* Goal of the exercise *
Copy every line of the material below word for word.

* Provided data *
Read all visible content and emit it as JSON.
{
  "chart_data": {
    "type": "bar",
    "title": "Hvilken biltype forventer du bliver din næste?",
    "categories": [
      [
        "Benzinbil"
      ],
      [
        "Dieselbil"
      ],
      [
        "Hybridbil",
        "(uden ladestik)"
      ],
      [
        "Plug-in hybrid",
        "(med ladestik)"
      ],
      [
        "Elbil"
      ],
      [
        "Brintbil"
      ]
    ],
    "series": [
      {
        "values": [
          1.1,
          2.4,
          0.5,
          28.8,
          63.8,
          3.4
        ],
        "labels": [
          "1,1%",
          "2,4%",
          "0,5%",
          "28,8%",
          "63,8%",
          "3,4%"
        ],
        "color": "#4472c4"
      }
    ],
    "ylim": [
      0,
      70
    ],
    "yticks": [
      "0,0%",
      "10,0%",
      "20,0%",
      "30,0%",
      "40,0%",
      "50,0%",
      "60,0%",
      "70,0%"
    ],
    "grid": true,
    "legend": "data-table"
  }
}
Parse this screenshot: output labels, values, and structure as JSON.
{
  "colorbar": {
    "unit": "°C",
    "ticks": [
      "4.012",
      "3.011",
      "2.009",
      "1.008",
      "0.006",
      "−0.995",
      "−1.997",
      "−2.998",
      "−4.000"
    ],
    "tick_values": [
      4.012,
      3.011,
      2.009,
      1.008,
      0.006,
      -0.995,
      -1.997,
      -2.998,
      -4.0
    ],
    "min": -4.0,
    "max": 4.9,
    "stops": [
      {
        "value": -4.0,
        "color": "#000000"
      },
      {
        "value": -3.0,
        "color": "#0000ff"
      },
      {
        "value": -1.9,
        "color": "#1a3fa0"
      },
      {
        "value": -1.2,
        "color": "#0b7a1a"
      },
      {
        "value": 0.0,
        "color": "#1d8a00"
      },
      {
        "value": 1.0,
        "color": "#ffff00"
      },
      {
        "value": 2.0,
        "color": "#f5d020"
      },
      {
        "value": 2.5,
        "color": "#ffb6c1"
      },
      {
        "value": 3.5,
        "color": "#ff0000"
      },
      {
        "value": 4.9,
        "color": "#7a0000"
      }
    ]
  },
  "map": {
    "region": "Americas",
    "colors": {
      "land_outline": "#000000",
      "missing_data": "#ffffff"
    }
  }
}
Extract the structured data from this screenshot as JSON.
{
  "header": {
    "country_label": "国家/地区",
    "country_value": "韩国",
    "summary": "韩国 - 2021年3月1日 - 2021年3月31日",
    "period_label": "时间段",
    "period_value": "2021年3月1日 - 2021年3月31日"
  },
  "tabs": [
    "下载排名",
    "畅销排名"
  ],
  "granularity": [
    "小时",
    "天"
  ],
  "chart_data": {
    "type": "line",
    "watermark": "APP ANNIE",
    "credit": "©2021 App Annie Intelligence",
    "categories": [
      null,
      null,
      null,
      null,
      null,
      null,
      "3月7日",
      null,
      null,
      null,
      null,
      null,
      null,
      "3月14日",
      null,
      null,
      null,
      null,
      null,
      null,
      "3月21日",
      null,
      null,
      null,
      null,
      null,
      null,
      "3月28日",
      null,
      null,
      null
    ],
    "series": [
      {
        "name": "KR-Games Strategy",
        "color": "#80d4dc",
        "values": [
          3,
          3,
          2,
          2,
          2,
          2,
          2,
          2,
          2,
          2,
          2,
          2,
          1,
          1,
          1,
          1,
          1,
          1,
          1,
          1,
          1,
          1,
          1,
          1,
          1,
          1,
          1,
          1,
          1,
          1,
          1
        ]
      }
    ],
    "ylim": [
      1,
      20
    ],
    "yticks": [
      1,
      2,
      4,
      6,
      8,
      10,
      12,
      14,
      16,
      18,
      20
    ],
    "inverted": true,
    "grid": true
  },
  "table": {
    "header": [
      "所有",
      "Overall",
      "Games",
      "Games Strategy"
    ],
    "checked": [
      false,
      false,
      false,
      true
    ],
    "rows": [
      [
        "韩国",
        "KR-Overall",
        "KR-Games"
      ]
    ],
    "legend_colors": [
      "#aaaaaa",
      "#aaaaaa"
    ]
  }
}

* Exercise solution *
Read all visible content and emit it as JSON.
{
  "chart_data": {
    "type": "bar",
    "title": "Hvilken biltype forventer du bliver din næste?",
    "categories": [
      [
        "Benzinbil"
      ],
      [
        "Dieselbil"
      ],
      [
        "Hybridbil",
        "(uden ladestik)"
      ],
      [
        "Plug-in hybrid",
        "(med ladestik)"
      ],
      [
        "Elbil"
      ],
      [
        "Brintbil"
      ]
    ],
    "series": [
      {
        "values": [
          1.1,
          2.4,
          0.5,
          28.8,
          63.8,
          3.4
        ],
        "labels": [
          "1,1%",
          "2,4%",
          "0,5%",
          "28,8%",
          "63,8%",
          "3,4%"
        ],
        "color": "#4472c4"
      }
    ],
    "ylim": [
      0,
      70
    ],
    "yticks": [
      "0,0%",
      "10,0%",
      "20,0%",
      "30,0%",
      "40,0%",
      "50,0%",
      "60,0%",
      "70,0%"
    ],
    "grid": true,
    "legend": "data-table"
  }
}
Parse this screenshot: output labels, values, and structure as JSON.
{
  "colorbar": {
    "unit": "°C",
    "ticks": [
      "4.012",
      "3.011",
      "2.009",
      "1.008",
      "0.006",
      "−0.995",
      "−1.997",
      "−2.998",
      "−4.000"
    ],
    "tick_values": [
      4.012,
      3.011,
      2.009,
      1.008,
      0.006,
      -0.995,
      -1.997,
      -2.998,
      -4.0
    ],
    "min": -4.0,
    "max": 4.9,
    "stops": [
      {
        "value": -4.0,
        "color": "#000000"
      },
      {
        "value": -3.0,
        "color": "#0000ff"
      },
      {
        "value": -1.9,
        "color": "#1a3fa0"
      },
      {
        "value": -1.2,
        "color": "#0b7a1a"
      },
      {
        "value": 0.0,
        "color": "#1d8a00"
      },
      {
        "value": 1.0,
        "color": "#ffff00"
      },
      {
        "value": 2.0,
        "color": "#f5d020"
      },
      {
        "value": 2.5,
        "color": "#ffb6c1"
      },
      {
        "value": 3.5,
        "color": "#ff0000"
      },
      {
        "value": 4.9,
        "color": "#7a0000"
      }
    ]
  },
  "map": {
    "region": "Americas",
    "colors": {
      "land_outline": "#000000",
      "missing_data": "#ffffff"
    }
  }
}
Extract the structured data from this screenshot as JSON.
{
  "header": {
    "country_label": "国家/地区",
    "country_value": "韩国",
    "summary": "韩国 - 2021年3月1日 - 2021年3月31日",
    "period_label": "时间段",
    "period_value": "2021年3月1日 - 2021年3月31日"
  },
  "tabs": [
    "下载排名",
    "畅销排名"
  ],
  "granularity": [
    "小时",
    "天"
  ],
  "chart_data": {
    "type": "line",
    "watermark": "APP ANNIE",
    "credit": "©2021 App Annie Intelligence",
    "categories": [
      null,
      null,
      null,
      null,
      null,
      null,
      "3月7日",
      null,
      null,
      null,
      null,
      null,
      null,
      "3月14日",
      null,
      null,
      null,
      null,
      null,
      null,
      "3月21日",
      null,
      null,
      null,
      null,
      null,
      null,
      "3月28日",
      null,
      null,
      null
    ],
    "series": [
      {
        "name": "KR-Games Strategy",
        "color": "#80d4dc",
        "values": [
          3,
          3,
          2,
          2,
          2,
          2,
          2,
          2,
          2,
          2,
          2,
          2,
          1,
          1,
          1,
          1,
          1,
          1,
          1,
          1,
          1,
          1,
          1,
          1,
          1,
          1,
          1,
          1,
          1,
          1,
          1
        ]
      }
    ],
    "ylim": [
      1,
      20
    ],
    "yticks": [
      1,
      2,
      4,
      6,
      8,
      10,
      12,
      14,
      16,
      18,
      20
    ],
    "inverted": true,
    "grid": true
  },
  "table": {
    "header": [
      "所有",
      "Overall",
      "Games",
      "Games Strategy"
    ],
    "checked": [
      false,
      false,
      false,
      true
    ],
    "rows": [
      [
        "韩国",
        "KR-Overall",
        "KR-Games"
      ]
    ],
    "legend_colors": [
      "#aaaaaa",
      "#aaaaaa"
    ]
  }
}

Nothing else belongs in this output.